» TESTO SCELTO
Sapete che la condanna a morte contro i due untori prevedeva anche la demolizione della casa del barbiere Gian Giacomo Mora e la costruzione di una colonna epigrafia con l'orgogliosa rivendicazione della giustizia compiuta, firmata dagli illustri giudici che avevano emesso la condanna.
Seppure un testo scritto dalla parte dell’autorità pubblica e non di un attore anti-statale, quel testo aveva un connotazione palesante analoga a quelli delle rivendicazioni dei terrorismi contemporanei. Sebbene di un epoca che precede i rivoluzionari francesi e le formazioni ‘para militari’ partigiane o terroriste, quanto accomuna chiaramente l’iscrizione sulla colonna alle rivendicazioni è una precisa finalità  propagandistica. Come i giudici di Milano nel 1630, i terroristi, novelli giustiziati dell’anti-stato, hanno bisogno di rivendicare per suscitare immediatamente simpatia per la giustizia ottenuta attraverso le loro azioni violente contro i nemici, cioè delle vittime colpevoli. Dal punto di vista della vittimologia, le rivendicazioni sono testi che indirizzano una parte dell’opinione pubblica a colpevolizzare la vittima: una forma crudele di vittimizzazione secondaria nota con il nome di victims blaming. Questi testi cercano di mettere in atto un meccanismo di autodifesa del lettore che gli impedisca di provare empatia e compassione nei confronti delle vittime, alimentando qualche “buon diritto” per averle attaccate.

» DATI
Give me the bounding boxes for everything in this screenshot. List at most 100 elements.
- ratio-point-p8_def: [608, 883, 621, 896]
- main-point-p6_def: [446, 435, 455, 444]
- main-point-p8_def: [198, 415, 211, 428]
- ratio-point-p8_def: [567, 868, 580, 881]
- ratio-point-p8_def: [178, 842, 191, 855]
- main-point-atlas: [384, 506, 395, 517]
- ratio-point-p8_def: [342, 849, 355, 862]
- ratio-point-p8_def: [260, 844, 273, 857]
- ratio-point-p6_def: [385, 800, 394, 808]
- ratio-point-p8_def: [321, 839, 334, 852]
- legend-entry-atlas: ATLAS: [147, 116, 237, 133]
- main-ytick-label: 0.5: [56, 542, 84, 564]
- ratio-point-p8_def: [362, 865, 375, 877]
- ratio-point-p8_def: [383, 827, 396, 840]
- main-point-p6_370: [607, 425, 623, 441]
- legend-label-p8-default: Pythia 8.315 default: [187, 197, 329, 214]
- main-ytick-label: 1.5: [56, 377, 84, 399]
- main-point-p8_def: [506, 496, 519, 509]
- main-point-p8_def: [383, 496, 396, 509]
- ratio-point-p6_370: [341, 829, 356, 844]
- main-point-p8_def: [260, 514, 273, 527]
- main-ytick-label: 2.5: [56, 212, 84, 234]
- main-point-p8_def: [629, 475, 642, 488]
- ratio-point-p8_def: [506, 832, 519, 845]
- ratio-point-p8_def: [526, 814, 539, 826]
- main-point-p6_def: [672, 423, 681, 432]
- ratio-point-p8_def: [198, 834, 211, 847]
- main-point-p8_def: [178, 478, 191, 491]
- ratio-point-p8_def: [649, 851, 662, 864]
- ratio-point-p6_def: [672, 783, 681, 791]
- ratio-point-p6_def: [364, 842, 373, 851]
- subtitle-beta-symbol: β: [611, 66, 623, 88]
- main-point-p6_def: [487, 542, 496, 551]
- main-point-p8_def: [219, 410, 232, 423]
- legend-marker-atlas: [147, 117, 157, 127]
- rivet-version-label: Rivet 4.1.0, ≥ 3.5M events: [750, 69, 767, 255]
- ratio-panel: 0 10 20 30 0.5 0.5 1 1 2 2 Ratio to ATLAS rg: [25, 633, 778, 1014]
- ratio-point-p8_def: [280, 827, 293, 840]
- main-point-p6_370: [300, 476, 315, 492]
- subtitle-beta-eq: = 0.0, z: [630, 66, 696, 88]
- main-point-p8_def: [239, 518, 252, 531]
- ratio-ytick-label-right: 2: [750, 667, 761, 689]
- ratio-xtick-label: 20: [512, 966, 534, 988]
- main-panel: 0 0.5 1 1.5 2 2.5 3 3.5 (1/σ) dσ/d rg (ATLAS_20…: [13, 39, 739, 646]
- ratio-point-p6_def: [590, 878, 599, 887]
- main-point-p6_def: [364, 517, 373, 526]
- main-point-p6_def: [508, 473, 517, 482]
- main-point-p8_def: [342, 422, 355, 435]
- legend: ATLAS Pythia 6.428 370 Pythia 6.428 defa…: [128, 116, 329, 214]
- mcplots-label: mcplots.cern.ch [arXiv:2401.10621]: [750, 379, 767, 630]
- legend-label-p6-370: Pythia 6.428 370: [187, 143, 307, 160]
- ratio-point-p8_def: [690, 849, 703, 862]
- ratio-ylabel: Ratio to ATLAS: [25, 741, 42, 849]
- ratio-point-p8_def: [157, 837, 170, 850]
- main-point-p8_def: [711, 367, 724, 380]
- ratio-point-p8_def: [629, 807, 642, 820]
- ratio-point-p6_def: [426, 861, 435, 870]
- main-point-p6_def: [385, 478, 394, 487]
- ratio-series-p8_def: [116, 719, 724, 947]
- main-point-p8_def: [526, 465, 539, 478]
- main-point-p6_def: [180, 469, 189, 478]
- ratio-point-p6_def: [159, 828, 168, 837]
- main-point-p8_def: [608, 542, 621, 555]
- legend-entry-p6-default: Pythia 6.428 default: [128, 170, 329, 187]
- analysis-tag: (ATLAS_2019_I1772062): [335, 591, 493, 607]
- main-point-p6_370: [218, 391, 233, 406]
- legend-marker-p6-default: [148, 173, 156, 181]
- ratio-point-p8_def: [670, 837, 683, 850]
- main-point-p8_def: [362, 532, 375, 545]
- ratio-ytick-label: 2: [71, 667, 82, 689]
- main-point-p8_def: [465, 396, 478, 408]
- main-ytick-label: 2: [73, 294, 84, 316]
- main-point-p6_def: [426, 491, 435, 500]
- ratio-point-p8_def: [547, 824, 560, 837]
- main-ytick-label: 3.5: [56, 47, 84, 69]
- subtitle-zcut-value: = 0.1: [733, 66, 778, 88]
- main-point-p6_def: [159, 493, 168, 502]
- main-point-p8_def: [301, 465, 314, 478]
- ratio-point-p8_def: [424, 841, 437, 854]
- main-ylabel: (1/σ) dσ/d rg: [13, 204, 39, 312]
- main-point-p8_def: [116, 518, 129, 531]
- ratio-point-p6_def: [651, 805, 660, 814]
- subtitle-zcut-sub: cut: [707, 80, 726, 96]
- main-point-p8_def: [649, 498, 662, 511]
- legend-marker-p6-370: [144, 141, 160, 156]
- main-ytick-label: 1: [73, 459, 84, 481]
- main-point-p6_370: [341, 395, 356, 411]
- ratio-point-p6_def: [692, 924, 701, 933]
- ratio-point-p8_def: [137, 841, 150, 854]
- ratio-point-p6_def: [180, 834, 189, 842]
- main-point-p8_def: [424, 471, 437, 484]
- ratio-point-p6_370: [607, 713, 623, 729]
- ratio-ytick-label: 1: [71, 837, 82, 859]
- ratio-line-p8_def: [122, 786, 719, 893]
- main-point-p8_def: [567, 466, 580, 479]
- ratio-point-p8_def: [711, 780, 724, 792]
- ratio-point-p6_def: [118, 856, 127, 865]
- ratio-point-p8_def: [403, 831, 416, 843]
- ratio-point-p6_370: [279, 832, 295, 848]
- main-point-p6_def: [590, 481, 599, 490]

» ESERCIZI DA SVOLGERE
(1) Nel brano sulla condanna degli untori, con quale nome è nota la forma di vittimizzazione secondaria che consiste nel colpevolizzare la vittima?
(2) Scrivi il seguito del brano sulla condanna degli untori e sulle rivendicazioni terroristiche, riprendendo dopo la sua ultima frase.

» ESITI PER ESERCIZIO
(1) Victims blaming.

(2)
Tornando al saggio manzoniano, meno noto è che fu solo nel 1778, pochi anni prima della nascita dello stesso Manzoni, che il governo cittadino fece abbattere la colonna: una demolizione effettuata di notte e senza pubblicità, in virtù di una legge che vietava il restauro dei monumenti d’infamia.
Questa legge è un importante indizio storico, che segnala la diffusione di tale pratica in epoca medievale e moderna. Una diffusione difficile da riconstruire storicamente, come segnala Marco Albertoni, il maggiore esperto italiani di monumenti d’infamia. Diffusione che vie ribadita da un lettore del saggio manzoniano: Samuel David Luzzatto, professore al Collegio rabbinico di Padova, in una lettera scritta il 24 marzo 1843, citata da Luigi Sardi (2004): “Monumenti d'infamia furono eretti anche contro gli ebrei, e questi monumenti esistono ancora, e né la mano del tempo né quella dell’Illuminismo, né quella della coscienza li hanno demoliti. Anche contro i miei padri furono usate mille volte torture spietate, confessioni forzate, condanne, supplizi…”.

Questa lettera di porta al centro del tema di queste giornate: traducendo nel linguaggio giornalistico attuale: Samuel David Luzzatto è un “woke” che chiede un atto di “cancel culture”…

Ci pone l’interrogativo stringente su come compiere scelte in relazione alle vestigia di fatti violenti, originariamente scritti o costruiti per testimoniare a futura memoria l’orgoglio di aver giustiziato un nemico pubblico infame. Fatti violenti che nei secoli successivi vengono riletti, o meglio interpretati con una sensibilità o da cultura diverse.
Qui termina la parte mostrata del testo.